__REQUEST__. For every line in the records that has the word "Traders", make a copy.

Figure collection entries
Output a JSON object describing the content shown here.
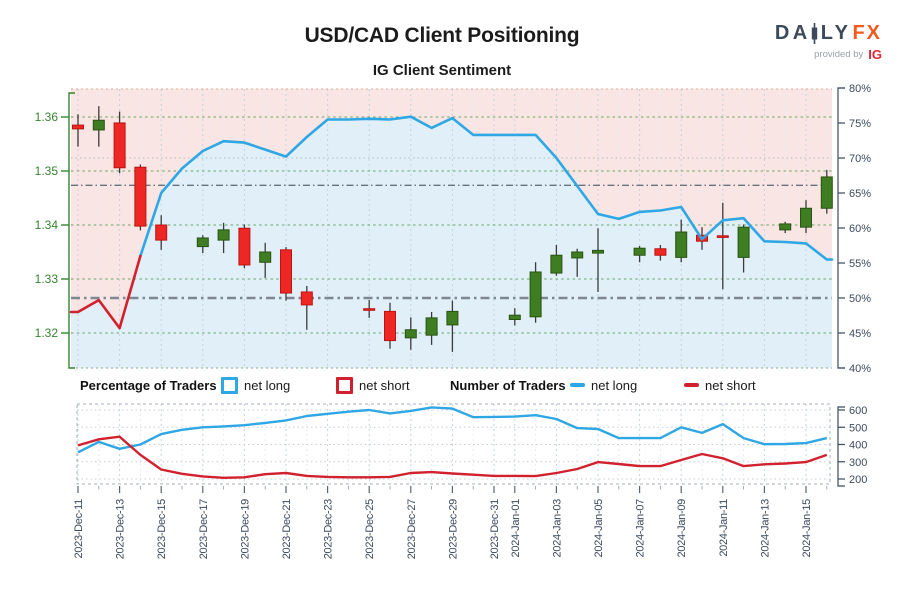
{
  "header": {
    "title": "USD/CAD Client Positioning",
    "subtitle": "IG Client Sentiment",
    "logo": {
      "daily_left": "DA",
      "daily_right": "LY",
      "fx": "FX",
      "provided_by": "provided by",
      "ig": "IG"
    }
  },
  "legend": {
    "percentage_label": "Percentage of Traders",
    "number_label": "Number of Traders",
    "net_long_label": "net long",
    "net_short_label": "net short"
  },
  "colors": {
    "long_line": "#2fa7e4",
    "short_line": "#d2212e",
    "candle_up": "#3f7d22",
    "candle_up_stroke": "#29540f",
    "candle_down": "#ee2724",
    "candle_down_stroke": "#bc1410",
    "wick": "#3a3a3a",
    "area_above_pink": "#f9e5e3",
    "area_below_blue": "#e1eff9",
    "price_axis_green": "#35842f",
    "pct_axis_slate": "#3c4a5e",
    "grid_green": "#4d9b4d",
    "grid_gray": "#b4bcc3",
    "ref_thin": "#66737f",
    "ref_thick": "#7d8791",
    "logo_slate": "#3d4a5c",
    "logo_orange": "#f4591d",
    "logo_ig_red": "#e32636"
  },
  "x_axis": {
    "ticks": [
      {
        "date": "2023-12-11",
        "label": "2023-Dec-11"
      },
      {
        "date": "2023-12-13",
        "label": "2023-Dec-13"
      },
      {
        "date": "2023-12-15",
        "label": "2023-Dec-15"
      },
      {
        "date": "2023-12-17",
        "label": "2023-Dec-17"
      },
      {
        "date": "2023-12-19",
        "label": "2023-Dec-19"
      },
      {
        "date": "2023-12-21",
        "label": "2023-Dec-21"
      },
      {
        "date": "2023-12-23",
        "label": "2023-Dec-23"
      },
      {
        "date": "2023-12-25",
        "label": "2023-Dec-25"
      },
      {
        "date": "2023-12-27",
        "label": "2023-Dec-27"
      },
      {
        "date": "2023-12-29",
        "label": "2023-Dec-29"
      },
      {
        "date": "2023-12-31",
        "label": "2023-Dec-31"
      },
      {
        "date": "2024-01-01",
        "label": "2024-Jan-01"
      },
      {
        "date": "2024-01-03",
        "label": "2024-Jan-03"
      },
      {
        "date": "2024-01-05",
        "label": "2024-Jan-05"
      },
      {
        "date": "2024-01-07",
        "label": "2024-Jan-07"
      },
      {
        "date": "2024-01-09",
        "label": "2024-Jan-09"
      },
      {
        "date": "2024-01-11",
        "label": "2024-Jan-11"
      },
      {
        "date": "2024-01-13",
        "label": "2024-Jan-13"
      },
      {
        "date": "2024-01-15",
        "label": "2024-Jan-15"
      }
    ]
  },
  "chart_data": [
    {
      "type": "candlestick+line",
      "name": "USD/CAD price with IG client sentiment (% net long)",
      "price_axis": {
        "side": "left",
        "labels": [
          "1.36",
          "1.35",
          "1.34",
          "1.33",
          "1.32"
        ],
        "values": [
          1.36,
          1.35,
          1.34,
          1.33,
          1.32
        ]
      },
      "pct_axis": {
        "side": "right",
        "labels": [
          "80%",
          "75%",
          "70%",
          "65%",
          "60%",
          "55%",
          "50%",
          "45%",
          "40%"
        ],
        "values": [
          80,
          75,
          70,
          65,
          60,
          55,
          50,
          45,
          40
        ],
        "range": [
          40,
          80
        ]
      },
      "reference_levels_pct": [
        66.1,
        50
      ],
      "candles": [
        [
          "2023-12-11",
          1.3585,
          1.3605,
          1.3545,
          1.3578
        ],
        [
          "2023-12-12",
          1.3576,
          1.362,
          1.3545,
          1.3594
        ],
        [
          "2023-12-13",
          1.3589,
          1.361,
          1.3496,
          1.3506
        ],
        [
          "2023-12-14",
          1.3507,
          1.3512,
          1.339,
          1.3398
        ],
        [
          "2023-12-15",
          1.34,
          1.3418,
          1.3354,
          1.3372
        ],
        [
          "2023-12-17",
          1.336,
          1.3381,
          1.3348,
          1.3376
        ],
        [
          "2023-12-18",
          1.3372,
          1.3404,
          1.3348,
          1.3391
        ],
        [
          "2023-12-19",
          1.3394,
          1.3401,
          1.332,
          1.3326
        ],
        [
          "2023-12-20",
          1.3331,
          1.3367,
          1.3302,
          1.335
        ],
        [
          "2023-12-21",
          1.3354,
          1.3359,
          1.326,
          1.3274
        ],
        [
          "2023-12-22",
          1.3276,
          1.3287,
          1.3206,
          1.3252
        ],
        [
          "2023-12-25",
          1.3245,
          1.3261,
          1.3228,
          1.3242
        ],
        [
          "2023-12-26",
          1.324,
          1.3256,
          1.3171,
          1.3186
        ],
        [
          "2023-12-27",
          1.3191,
          1.3229,
          1.3169,
          1.3206
        ],
        [
          "2023-12-28",
          1.3196,
          1.3239,
          1.3178,
          1.3228
        ],
        [
          "2023-12-29",
          1.3215,
          1.326,
          1.3165,
          1.324
        ],
        [
          "2024-01-01",
          1.3225,
          1.3246,
          1.3214,
          1.3233
        ],
        [
          "2024-01-02",
          1.323,
          1.3331,
          1.3219,
          1.3313
        ],
        [
          "2024-01-03",
          1.3311,
          1.3363,
          1.3306,
          1.3344
        ],
        [
          "2024-01-04",
          1.3339,
          1.3356,
          1.3304,
          1.335
        ],
        [
          "2024-01-05",
          1.3348,
          1.3394,
          1.3276,
          1.3353
        ],
        [
          "2024-01-07",
          1.3344,
          1.3361,
          1.3331,
          1.3357
        ],
        [
          "2024-01-08",
          1.3356,
          1.3363,
          1.3334,
          1.3344
        ],
        [
          "2024-01-09",
          1.334,
          1.341,
          1.3331,
          1.3387
        ],
        [
          "2024-01-10",
          1.3381,
          1.3396,
          1.3354,
          1.337
        ],
        [
          "2024-01-11",
          1.338,
          1.3441,
          1.3281,
          1.3377
        ],
        [
          "2024-01-12",
          1.334,
          1.3401,
          1.3312,
          1.3396
        ],
        [
          "2024-01-14",
          1.3391,
          1.3406,
          1.3385,
          1.3402
        ],
        [
          "2024-01-15",
          1.3396,
          1.3446,
          1.3385,
          1.3431
        ],
        [
          "2024-01-16",
          1.3431,
          1.3502,
          1.3421,
          1.3489
        ]
      ],
      "sentiment": {
        "name": "net long %",
        "dates": [
          "2023-12-11",
          "2023-12-12",
          "2023-12-13",
          "2023-12-14",
          "2023-12-15",
          "2023-12-16",
          "2023-12-17",
          "2023-12-18",
          "2023-12-19",
          "2023-12-20",
          "2023-12-21",
          "2023-12-22",
          "2023-12-23",
          "2023-12-24",
          "2023-12-25",
          "2023-12-26",
          "2023-12-27",
          "2023-12-28",
          "2023-12-29",
          "2023-12-30",
          "2023-12-31",
          "2024-01-01",
          "2024-01-02",
          "2024-01-03",
          "2024-01-04",
          "2024-01-05",
          "2024-01-06",
          "2024-01-07",
          "2024-01-08",
          "2024-01-09",
          "2024-01-10",
          "2024-01-11",
          "2024-01-12",
          "2024-01-13",
          "2024-01-14",
          "2024-01-15",
          "2024-01-16"
        ],
        "values": [
          48.0,
          49.7,
          45.7,
          56.0,
          65.0,
          68.5,
          71.0,
          72.4,
          72.2,
          71.2,
          70.2,
          73.0,
          75.5,
          75.5,
          75.6,
          75.5,
          75.9,
          74.3,
          75.7,
          73.3,
          73.3,
          73.3,
          73.3,
          70.0,
          66.0,
          62.0,
          61.3,
          62.3,
          62.5,
          63.0,
          58.4,
          61.1,
          61.4,
          58.1,
          58.0,
          57.8,
          55.5
        ],
        "color_rule": "red below 50, blue above 50"
      }
    },
    {
      "type": "line",
      "name": "Number of Traders",
      "y_axis": {
        "side": "right",
        "labels": [
          "600",
          "500",
          "400",
          "300",
          "200"
        ],
        "values": [
          600,
          500,
          400,
          300,
          200
        ]
      },
      "dates": [
        "2023-12-11",
        "2023-12-12",
        "2023-12-13",
        "2023-12-14",
        "2023-12-15",
        "2023-12-16",
        "2023-12-17",
        "2023-12-18",
        "2023-12-19",
        "2023-12-20",
        "2023-12-21",
        "2023-12-22",
        "2023-12-23",
        "2023-12-24",
        "2023-12-25",
        "2023-12-26",
        "2023-12-27",
        "2023-12-28",
        "2023-12-29",
        "2023-12-30",
        "2023-12-31",
        "2024-01-01",
        "2024-01-02",
        "2024-01-03",
        "2024-01-04",
        "2024-01-05",
        "2024-01-06",
        "2024-01-07",
        "2024-01-08",
        "2024-01-09",
        "2024-01-10",
        "2024-01-11",
        "2024-01-12",
        "2024-01-13",
        "2024-01-14",
        "2024-01-15",
        "2024-01-16"
      ],
      "series": [
        {
          "name": "net long",
          "color_key": "long_line",
          "values": [
            355,
            415,
            375,
            400,
            460,
            485,
            500,
            505,
            512,
            525,
            540,
            565,
            578,
            590,
            600,
            580,
            595,
            615,
            608,
            558,
            560,
            562,
            570,
            548,
            495,
            490,
            437,
            437,
            437,
            500,
            467,
            518,
            437,
            402,
            403,
            408,
            437
          ]
        },
        {
          "name": "net short",
          "color_key": "short_line",
          "values": [
            395,
            430,
            445,
            340,
            255,
            230,
            215,
            207,
            210,
            228,
            235,
            218,
            212,
            210,
            210,
            212,
            235,
            240,
            232,
            225,
            218,
            218,
            217,
            235,
            258,
            298,
            287,
            275,
            275,
            310,
            345,
            320,
            275,
            285,
            290,
            298,
            340
          ]
        }
      ]
    }
  ]
}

__EXERCISE ANSWER__.
    "percentage_label": "Percentage of Traders",
    "number_label": "Number of Traders",
      "name": "Number of Traders",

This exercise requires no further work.